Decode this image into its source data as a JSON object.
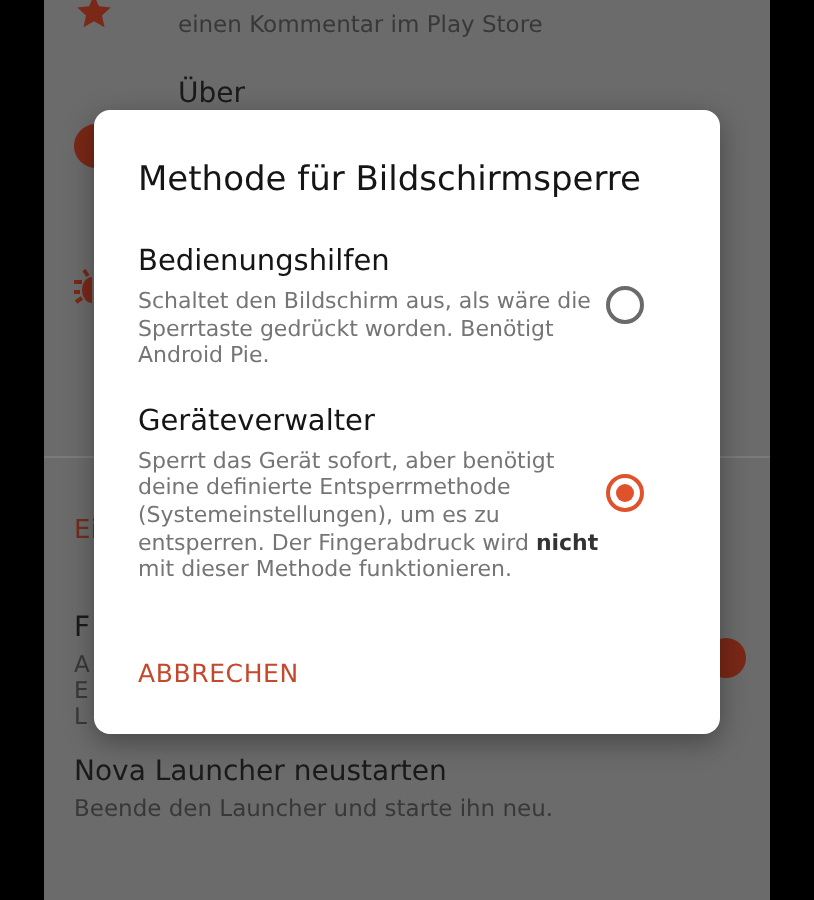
{
  "settings": {
    "rate": {
      "description": "einen Kommentar im Play Store"
    },
    "about": {
      "title": "Über"
    },
    "section_header": "Ei",
    "rows": [
      {
        "kind": "toggle",
        "title": "F",
        "description_lines": [
          "A",
          "E",
          "L"
        ],
        "on": true
      },
      {
        "kind": "plain",
        "title": "Nova Launcher neustarten",
        "description_lines": [
          "Beende den Launcher und starte ihn neu."
        ]
      }
    ]
  },
  "dialog": {
    "title": "Methode für Bildschirmsperre",
    "options": [
      {
        "title": "Bedienungshilfen",
        "description": "Schaltet den Bildschirm aus, als wäre die Sperrtaste gedrückt worden. Benötigt Android Pie.",
        "selected": false
      },
      {
        "title": "Geräteverwalter",
        "description": "Sperrt das Gerät sofort, aber benötigt deine definierte Entsperrmethode (Systemeinstellungen), um es zu entsperren. Der Fingerabdruck wird **nicht** mit dieser Methode funktionieren.",
        "selected": true
      }
    ],
    "cancel": "ABBRECHEN"
  }
}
•••
Search the entries for the word "Launcher" and copy every line that has it.

        "title": "Nova Launcher neustarten",
          "Beende den Launcher und starte ihn neu."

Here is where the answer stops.